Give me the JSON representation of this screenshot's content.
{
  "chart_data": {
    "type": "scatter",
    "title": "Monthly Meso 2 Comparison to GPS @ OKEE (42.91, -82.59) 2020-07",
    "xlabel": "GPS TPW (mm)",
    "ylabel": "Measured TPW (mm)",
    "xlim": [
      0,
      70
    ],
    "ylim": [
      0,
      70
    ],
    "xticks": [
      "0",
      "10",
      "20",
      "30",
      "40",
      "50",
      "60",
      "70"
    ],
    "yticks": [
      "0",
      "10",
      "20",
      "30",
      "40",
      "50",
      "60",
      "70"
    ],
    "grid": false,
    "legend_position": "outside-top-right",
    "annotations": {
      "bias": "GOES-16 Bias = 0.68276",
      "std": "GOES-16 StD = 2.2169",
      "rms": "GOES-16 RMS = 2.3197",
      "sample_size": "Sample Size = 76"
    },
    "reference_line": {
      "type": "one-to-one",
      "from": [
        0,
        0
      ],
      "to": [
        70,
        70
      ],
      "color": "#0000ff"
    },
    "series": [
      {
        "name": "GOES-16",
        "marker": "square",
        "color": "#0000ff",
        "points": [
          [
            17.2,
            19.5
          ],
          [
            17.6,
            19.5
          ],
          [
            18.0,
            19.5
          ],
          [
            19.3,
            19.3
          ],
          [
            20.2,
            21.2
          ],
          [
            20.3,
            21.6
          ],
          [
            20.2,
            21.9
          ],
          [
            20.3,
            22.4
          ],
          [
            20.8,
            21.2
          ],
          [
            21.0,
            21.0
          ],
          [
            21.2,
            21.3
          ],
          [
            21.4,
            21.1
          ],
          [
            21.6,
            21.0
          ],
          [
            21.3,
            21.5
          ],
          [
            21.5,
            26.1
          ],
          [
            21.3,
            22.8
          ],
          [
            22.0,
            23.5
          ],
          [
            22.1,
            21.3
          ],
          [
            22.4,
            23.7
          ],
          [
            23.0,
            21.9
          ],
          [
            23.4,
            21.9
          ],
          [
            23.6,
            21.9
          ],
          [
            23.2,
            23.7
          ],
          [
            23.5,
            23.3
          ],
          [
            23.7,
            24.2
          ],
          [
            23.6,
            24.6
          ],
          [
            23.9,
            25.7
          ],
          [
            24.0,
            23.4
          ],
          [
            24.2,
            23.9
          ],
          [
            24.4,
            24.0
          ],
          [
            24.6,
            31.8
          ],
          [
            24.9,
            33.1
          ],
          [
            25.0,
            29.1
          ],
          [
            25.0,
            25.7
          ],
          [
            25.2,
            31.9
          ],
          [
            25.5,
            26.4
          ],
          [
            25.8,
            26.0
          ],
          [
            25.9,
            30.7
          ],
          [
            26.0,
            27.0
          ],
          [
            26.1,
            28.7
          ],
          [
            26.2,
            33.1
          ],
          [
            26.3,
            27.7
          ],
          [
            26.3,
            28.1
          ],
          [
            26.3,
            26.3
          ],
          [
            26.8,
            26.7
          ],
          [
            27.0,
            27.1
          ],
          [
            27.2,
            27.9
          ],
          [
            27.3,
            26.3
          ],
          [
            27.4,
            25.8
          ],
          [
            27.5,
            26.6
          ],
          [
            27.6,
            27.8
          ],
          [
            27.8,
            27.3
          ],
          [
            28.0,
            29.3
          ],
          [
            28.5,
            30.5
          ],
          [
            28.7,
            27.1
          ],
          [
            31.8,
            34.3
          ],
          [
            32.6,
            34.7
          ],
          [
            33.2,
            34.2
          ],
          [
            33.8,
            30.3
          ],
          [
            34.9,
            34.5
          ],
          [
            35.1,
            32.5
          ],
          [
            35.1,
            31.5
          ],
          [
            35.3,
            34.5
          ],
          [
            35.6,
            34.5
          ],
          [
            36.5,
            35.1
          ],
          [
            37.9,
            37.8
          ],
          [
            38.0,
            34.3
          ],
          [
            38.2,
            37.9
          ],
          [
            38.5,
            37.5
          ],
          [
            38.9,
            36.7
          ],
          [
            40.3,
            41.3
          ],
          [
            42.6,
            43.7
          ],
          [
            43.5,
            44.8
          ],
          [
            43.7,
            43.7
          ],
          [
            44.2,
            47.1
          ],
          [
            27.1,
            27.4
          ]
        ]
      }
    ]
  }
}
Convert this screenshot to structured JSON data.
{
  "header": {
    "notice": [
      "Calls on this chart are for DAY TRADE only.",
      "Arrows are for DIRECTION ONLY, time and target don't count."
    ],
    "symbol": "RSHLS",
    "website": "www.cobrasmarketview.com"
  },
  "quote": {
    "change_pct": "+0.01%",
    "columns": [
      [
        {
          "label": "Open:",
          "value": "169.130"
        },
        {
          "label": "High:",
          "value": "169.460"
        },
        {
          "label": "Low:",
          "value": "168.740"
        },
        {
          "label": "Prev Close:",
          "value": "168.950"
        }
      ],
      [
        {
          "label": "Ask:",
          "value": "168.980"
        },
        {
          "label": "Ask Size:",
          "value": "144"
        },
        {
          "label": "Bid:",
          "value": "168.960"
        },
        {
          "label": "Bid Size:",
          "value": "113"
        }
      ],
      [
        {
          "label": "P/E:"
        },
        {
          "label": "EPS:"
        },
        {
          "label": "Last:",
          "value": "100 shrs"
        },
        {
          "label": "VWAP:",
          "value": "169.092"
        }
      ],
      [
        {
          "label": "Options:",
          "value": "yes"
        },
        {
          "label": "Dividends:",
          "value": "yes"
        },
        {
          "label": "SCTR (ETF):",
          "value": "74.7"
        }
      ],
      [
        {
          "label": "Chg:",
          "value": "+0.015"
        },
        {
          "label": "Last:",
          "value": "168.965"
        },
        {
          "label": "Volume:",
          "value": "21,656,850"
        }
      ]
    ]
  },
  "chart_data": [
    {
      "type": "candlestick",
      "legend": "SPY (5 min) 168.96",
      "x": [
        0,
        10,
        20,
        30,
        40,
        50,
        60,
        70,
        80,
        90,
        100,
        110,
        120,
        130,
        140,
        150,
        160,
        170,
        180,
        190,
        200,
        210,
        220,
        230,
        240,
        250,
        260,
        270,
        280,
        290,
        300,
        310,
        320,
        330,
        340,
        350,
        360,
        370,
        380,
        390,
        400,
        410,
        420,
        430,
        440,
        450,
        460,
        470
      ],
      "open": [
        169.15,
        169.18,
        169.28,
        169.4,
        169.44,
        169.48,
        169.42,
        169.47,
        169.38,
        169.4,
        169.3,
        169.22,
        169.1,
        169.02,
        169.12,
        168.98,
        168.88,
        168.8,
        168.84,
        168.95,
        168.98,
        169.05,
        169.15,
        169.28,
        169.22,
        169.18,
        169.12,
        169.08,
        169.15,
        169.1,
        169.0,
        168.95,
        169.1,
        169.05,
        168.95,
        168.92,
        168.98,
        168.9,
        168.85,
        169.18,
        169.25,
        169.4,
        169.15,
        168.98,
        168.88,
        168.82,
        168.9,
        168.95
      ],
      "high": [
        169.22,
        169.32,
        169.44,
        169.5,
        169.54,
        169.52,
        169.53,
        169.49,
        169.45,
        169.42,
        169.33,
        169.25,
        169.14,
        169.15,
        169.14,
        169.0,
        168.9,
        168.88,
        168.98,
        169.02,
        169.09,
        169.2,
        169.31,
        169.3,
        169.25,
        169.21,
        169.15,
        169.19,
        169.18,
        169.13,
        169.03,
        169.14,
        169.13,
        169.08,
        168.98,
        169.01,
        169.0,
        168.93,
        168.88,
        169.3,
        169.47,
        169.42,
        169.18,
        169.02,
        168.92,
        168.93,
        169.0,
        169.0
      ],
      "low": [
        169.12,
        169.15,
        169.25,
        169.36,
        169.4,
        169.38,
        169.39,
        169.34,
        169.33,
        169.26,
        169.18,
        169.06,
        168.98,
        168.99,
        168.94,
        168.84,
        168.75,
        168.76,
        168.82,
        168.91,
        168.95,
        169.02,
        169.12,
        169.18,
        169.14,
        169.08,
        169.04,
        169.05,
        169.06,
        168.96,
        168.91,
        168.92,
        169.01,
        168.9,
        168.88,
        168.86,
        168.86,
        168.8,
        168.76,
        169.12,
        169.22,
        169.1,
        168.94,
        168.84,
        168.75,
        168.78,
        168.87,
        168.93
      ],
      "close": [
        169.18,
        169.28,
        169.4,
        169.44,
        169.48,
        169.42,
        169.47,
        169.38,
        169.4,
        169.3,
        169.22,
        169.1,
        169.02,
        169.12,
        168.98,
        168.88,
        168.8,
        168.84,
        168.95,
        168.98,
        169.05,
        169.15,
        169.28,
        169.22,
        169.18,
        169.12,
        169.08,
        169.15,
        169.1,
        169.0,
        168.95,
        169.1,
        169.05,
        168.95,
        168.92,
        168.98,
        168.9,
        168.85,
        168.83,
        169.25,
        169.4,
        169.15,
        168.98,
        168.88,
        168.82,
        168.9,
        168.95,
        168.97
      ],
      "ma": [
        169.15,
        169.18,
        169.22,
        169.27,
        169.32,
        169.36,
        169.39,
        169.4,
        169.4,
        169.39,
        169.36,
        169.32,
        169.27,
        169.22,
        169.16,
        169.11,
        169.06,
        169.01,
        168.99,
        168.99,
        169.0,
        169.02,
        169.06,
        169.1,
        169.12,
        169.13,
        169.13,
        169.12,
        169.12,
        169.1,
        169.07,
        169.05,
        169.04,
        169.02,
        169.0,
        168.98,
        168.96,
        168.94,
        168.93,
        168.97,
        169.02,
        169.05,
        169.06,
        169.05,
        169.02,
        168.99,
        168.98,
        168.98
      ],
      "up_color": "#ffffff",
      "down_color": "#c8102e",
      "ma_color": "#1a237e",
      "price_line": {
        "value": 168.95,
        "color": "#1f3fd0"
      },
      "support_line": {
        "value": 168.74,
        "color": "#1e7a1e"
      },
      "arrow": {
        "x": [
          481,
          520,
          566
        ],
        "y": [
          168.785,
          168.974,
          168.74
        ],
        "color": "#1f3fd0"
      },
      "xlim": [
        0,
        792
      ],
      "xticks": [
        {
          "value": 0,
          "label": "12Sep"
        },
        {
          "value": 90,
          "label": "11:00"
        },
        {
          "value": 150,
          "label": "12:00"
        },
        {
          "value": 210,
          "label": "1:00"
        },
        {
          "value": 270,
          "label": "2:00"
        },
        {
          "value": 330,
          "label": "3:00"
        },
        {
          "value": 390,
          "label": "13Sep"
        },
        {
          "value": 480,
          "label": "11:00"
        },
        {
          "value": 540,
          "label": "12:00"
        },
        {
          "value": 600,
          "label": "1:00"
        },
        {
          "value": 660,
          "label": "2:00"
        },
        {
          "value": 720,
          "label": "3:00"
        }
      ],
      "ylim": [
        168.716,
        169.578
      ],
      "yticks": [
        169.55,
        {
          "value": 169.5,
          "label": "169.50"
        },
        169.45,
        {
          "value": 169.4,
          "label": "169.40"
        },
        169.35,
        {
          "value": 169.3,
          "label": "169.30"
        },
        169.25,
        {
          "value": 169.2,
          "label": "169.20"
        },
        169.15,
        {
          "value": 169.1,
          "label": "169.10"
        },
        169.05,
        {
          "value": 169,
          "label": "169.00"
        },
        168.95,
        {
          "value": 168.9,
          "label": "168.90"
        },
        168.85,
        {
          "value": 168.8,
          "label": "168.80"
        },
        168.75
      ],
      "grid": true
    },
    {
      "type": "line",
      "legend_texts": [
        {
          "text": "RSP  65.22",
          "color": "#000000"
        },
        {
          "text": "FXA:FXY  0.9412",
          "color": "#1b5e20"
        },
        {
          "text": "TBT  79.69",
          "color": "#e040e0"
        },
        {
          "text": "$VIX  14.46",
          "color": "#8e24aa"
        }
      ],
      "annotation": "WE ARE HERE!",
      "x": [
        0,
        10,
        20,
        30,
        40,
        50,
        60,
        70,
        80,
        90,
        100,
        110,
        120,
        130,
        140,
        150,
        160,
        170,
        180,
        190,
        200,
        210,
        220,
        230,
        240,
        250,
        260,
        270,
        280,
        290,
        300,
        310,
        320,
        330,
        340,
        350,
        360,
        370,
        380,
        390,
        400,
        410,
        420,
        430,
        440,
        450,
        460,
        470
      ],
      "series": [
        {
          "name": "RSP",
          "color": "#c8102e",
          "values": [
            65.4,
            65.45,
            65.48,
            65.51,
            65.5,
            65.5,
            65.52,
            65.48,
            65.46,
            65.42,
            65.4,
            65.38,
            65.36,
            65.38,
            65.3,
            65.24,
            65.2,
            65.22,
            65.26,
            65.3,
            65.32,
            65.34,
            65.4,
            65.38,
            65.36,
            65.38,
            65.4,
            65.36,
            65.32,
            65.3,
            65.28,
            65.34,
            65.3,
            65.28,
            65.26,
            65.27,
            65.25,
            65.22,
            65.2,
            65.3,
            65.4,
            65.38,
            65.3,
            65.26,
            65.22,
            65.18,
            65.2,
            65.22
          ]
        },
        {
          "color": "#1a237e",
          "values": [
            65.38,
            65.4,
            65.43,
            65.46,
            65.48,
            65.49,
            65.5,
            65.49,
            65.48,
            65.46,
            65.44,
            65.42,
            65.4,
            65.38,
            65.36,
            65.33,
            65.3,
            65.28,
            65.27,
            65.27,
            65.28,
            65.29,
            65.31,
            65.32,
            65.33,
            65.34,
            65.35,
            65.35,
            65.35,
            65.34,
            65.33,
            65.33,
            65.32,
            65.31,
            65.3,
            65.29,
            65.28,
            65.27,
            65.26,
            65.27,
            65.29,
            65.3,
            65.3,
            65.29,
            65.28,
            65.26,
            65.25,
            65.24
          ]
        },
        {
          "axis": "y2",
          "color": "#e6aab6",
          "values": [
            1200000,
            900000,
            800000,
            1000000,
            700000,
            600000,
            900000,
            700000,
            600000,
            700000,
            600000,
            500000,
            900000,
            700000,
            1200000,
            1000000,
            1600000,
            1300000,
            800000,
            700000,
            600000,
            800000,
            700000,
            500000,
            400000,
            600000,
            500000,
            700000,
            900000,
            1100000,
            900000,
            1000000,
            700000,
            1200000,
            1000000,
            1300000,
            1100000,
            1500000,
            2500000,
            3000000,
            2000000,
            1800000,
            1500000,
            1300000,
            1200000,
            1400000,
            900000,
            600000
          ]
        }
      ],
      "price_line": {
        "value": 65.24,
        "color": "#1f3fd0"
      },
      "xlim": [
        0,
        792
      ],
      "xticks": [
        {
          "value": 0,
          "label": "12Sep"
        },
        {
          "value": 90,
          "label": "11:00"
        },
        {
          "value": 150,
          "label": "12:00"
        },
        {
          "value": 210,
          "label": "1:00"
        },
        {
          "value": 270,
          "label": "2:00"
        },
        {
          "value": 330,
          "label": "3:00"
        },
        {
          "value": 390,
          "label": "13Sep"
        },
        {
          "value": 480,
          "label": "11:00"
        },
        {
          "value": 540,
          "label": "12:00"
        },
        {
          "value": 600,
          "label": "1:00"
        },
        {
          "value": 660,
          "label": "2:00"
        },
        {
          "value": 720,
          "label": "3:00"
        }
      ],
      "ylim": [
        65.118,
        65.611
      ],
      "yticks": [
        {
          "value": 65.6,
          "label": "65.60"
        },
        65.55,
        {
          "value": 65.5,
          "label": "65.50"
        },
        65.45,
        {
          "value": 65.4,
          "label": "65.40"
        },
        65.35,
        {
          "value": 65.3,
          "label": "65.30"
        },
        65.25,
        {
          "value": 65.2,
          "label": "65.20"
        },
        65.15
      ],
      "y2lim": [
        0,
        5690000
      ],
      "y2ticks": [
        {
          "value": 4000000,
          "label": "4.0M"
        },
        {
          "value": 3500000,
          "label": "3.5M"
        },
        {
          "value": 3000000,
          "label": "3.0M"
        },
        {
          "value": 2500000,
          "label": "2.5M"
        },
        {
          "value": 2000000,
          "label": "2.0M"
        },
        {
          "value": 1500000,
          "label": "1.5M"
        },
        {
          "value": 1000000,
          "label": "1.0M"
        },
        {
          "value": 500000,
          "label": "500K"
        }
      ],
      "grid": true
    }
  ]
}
------------------------------
-- Task directions --
Copy each line above that contains the word "this".

-- Final result --
Give me the JSON representation of this screenshot's content.
Convert this screenshot to structured JSON data.
      "Calls on this chart are for DAY TRADE only.",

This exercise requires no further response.